## What the task requires
Copy out each line that includes the word "label".

## Provided material
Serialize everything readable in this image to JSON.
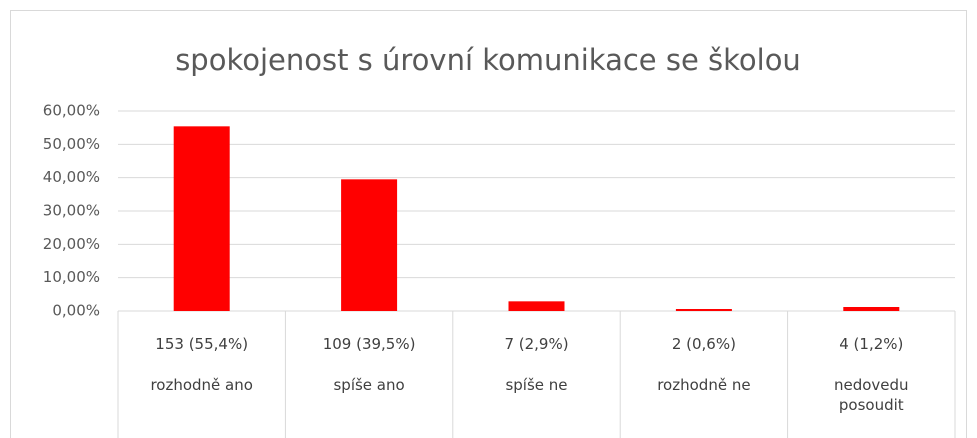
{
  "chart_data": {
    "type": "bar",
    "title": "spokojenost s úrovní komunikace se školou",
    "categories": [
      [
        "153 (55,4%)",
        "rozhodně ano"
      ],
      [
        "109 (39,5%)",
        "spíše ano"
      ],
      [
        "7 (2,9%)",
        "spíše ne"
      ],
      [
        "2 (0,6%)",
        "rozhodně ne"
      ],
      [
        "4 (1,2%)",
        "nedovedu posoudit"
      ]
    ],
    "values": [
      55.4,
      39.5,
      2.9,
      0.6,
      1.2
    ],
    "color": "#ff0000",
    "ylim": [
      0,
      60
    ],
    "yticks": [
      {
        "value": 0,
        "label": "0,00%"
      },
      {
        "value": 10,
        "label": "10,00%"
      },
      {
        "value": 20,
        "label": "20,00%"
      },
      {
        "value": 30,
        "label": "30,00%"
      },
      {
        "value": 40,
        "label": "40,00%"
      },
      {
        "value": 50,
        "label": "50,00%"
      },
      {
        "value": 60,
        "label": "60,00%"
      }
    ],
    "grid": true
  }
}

## Answer to this task
        "label": "0,00%"
        "label": "10,00%"
        "label": "20,00%"
        "label": "30,00%"
        "label": "40,00%"
        "label": "50,00%"
        "label": "60,00%"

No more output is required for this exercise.